Exercise input:

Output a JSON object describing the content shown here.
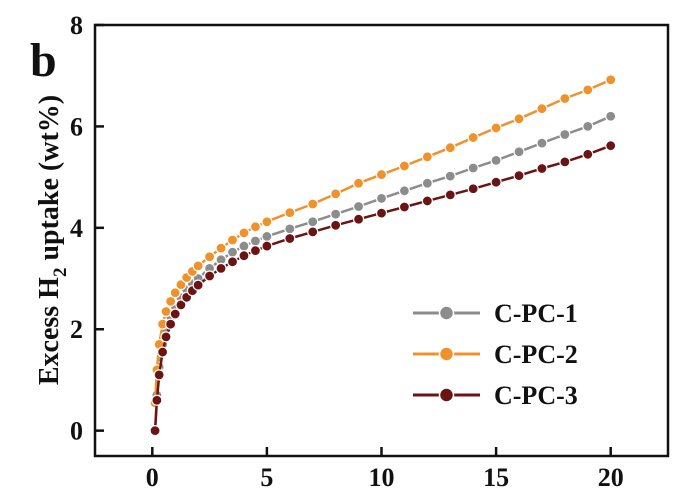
{
  "chart_data": {
    "type": "scatter",
    "panel_label": "b",
    "xlabel": "",
    "ylabel_parts": [
      "Excess H",
      "2",
      " uptake (wt%)"
    ],
    "xlim": [
      -2.5,
      22.5
    ],
    "ylim": [
      -0.5,
      8
    ],
    "xticks": [
      0,
      5,
      10,
      15,
      20
    ],
    "yticks": [
      0,
      2,
      4,
      6,
      8
    ],
    "legend_position": "bottom-right",
    "series": [
      {
        "name": "C-PC-1",
        "color": "#8c8c8c",
        "x": [
          0.12,
          0.2,
          0.3,
          0.45,
          0.6,
          0.8,
          1.0,
          1.25,
          1.5,
          1.75,
          2.0,
          2.5,
          3.0,
          3.5,
          4.0,
          4.5,
          5.0,
          6.0,
          7.0,
          8.0,
          9.0,
          10.0,
          11.0,
          12.0,
          13.0,
          14.0,
          15.0,
          16.0,
          17.0,
          18.0,
          19.0,
          20.0
        ],
        "y": [
          0.0,
          0.7,
          1.25,
          1.7,
          2.0,
          2.25,
          2.45,
          2.62,
          2.78,
          2.9,
          3.0,
          3.2,
          3.37,
          3.52,
          3.64,
          3.74,
          3.83,
          3.98,
          4.12,
          4.27,
          4.42,
          4.58,
          4.73,
          4.88,
          5.02,
          5.18,
          5.33,
          5.5,
          5.67,
          5.84,
          6.0,
          6.2
        ]
      },
      {
        "name": "C-PC-2",
        "color": "#f0922b",
        "x": [
          0.12,
          0.2,
          0.3,
          0.45,
          0.6,
          0.8,
          1.0,
          1.25,
          1.5,
          1.75,
          2.0,
          2.5,
          3.0,
          3.5,
          4.0,
          4.5,
          5.0,
          6.0,
          7.0,
          8.0,
          9.0,
          10.0,
          11.0,
          12.0,
          13.0,
          14.0,
          15.0,
          16.0,
          17.0,
          18.0,
          19.0,
          20.0
        ],
        "y": [
          0.55,
          1.2,
          1.7,
          2.1,
          2.35,
          2.55,
          2.72,
          2.88,
          3.02,
          3.14,
          3.25,
          3.43,
          3.6,
          3.76,
          3.9,
          4.02,
          4.12,
          4.3,
          4.47,
          4.67,
          4.88,
          5.05,
          5.22,
          5.4,
          5.58,
          5.78,
          5.97,
          6.15,
          6.35,
          6.55,
          6.72,
          6.92
        ]
      },
      {
        "name": "C-PC-3",
        "color": "#6b1414",
        "x": [
          0.12,
          0.2,
          0.3,
          0.45,
          0.6,
          0.8,
          1.0,
          1.25,
          1.5,
          1.75,
          2.0,
          2.5,
          3.0,
          3.5,
          4.0,
          4.5,
          5.0,
          6.0,
          7.0,
          8.0,
          9.0,
          10.0,
          11.0,
          12.0,
          13.0,
          14.0,
          15.0,
          16.0,
          17.0,
          18.0,
          19.0,
          20.0
        ],
        "y": [
          0.0,
          0.6,
          1.1,
          1.55,
          1.85,
          2.1,
          2.3,
          2.48,
          2.63,
          2.76,
          2.87,
          3.05,
          3.2,
          3.33,
          3.45,
          3.55,
          3.64,
          3.79,
          3.92,
          4.05,
          4.17,
          4.29,
          4.41,
          4.53,
          4.65,
          4.77,
          4.9,
          5.03,
          5.17,
          5.3,
          5.45,
          5.62
        ]
      }
    ]
  }
}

Short problem: Leave out the pictures and output every record above precisely as given.

Output below:
Output a JSON object describing the content shown here.
{
  "chart_data": {
    "type": "scatter",
    "panel_label": "b",
    "xlabel": "",
    "ylabel_parts": [
      "Excess H",
      "2",
      " uptake (wt%)"
    ],
    "xlim": [
      -2.5,
      22.5
    ],
    "ylim": [
      -0.5,
      8
    ],
    "xticks": [
      0,
      5,
      10,
      15,
      20
    ],
    "yticks": [
      0,
      2,
      4,
      6,
      8
    ],
    "legend_position": "bottom-right",
    "series": [
      {
        "name": "C-PC-1",
        "color": "#8c8c8c",
        "x": [
          0.12,
          0.2,
          0.3,
          0.45,
          0.6,
          0.8,
          1.0,
          1.25,
          1.5,
          1.75,
          2.0,
          2.5,
          3.0,
          3.5,
          4.0,
          4.5,
          5.0,
          6.0,
          7.0,
          8.0,
          9.0,
          10.0,
          11.0,
          12.0,
          13.0,
          14.0,
          15.0,
          16.0,
          17.0,
          18.0,
          19.0,
          20.0
        ],
        "y": [
          0.0,
          0.7,
          1.25,
          1.7,
          2.0,
          2.25,
          2.45,
          2.62,
          2.78,
          2.9,
          3.0,
          3.2,
          3.37,
          3.52,
          3.64,
          3.74,
          3.83,
          3.98,
          4.12,
          4.27,
          4.42,
          4.58,
          4.73,
          4.88,
          5.02,
          5.18,
          5.33,
          5.5,
          5.67,
          5.84,
          6.0,
          6.2
        ]
      },
      {
        "name": "C-PC-2",
        "color": "#f0922b",
        "x": [
          0.12,
          0.2,
          0.3,
          0.45,
          0.6,
          0.8,
          1.0,
          1.25,
          1.5,
          1.75,
          2.0,
          2.5,
          3.0,
          3.5,
          4.0,
          4.5,
          5.0,
          6.0,
          7.0,
          8.0,
          9.0,
          10.0,
          11.0,
          12.0,
          13.0,
          14.0,
          15.0,
          16.0,
          17.0,
          18.0,
          19.0,
          20.0
        ],
        "y": [
          0.55,
          1.2,
          1.7,
          2.1,
          2.35,
          2.55,
          2.72,
          2.88,
          3.02,
          3.14,
          3.25,
          3.43,
          3.6,
          3.76,
          3.9,
          4.02,
          4.12,
          4.3,
          4.47,
          4.67,
          4.88,
          5.05,
          5.22,
          5.4,
          5.58,
          5.78,
          5.97,
          6.15,
          6.35,
          6.55,
          6.72,
          6.92
        ]
      },
      {
        "name": "C-PC-3",
        "color": "#6b1414",
        "x": [
          0.12,
          0.2,
          0.3,
          0.45,
          0.6,
          0.8,
          1.0,
          1.25,
          1.5,
          1.75,
          2.0,
          2.5,
          3.0,
          3.5,
          4.0,
          4.5,
          5.0,
          6.0,
          7.0,
          8.0,
          9.0,
          10.0,
          11.0,
          12.0,
          13.0,
          14.0,
          15.0,
          16.0,
          17.0,
          18.0,
          19.0,
          20.0
        ],
        "y": [
          0.0,
          0.6,
          1.1,
          1.55,
          1.85,
          2.1,
          2.3,
          2.48,
          2.63,
          2.76,
          2.87,
          3.05,
          3.2,
          3.33,
          3.45,
          3.55,
          3.64,
          3.79,
          3.92,
          4.05,
          4.17,
          4.29,
          4.41,
          4.53,
          4.65,
          4.77,
          4.9,
          5.03,
          5.17,
          5.3,
          5.45,
          5.62
        ]
      }
    ]
  }
}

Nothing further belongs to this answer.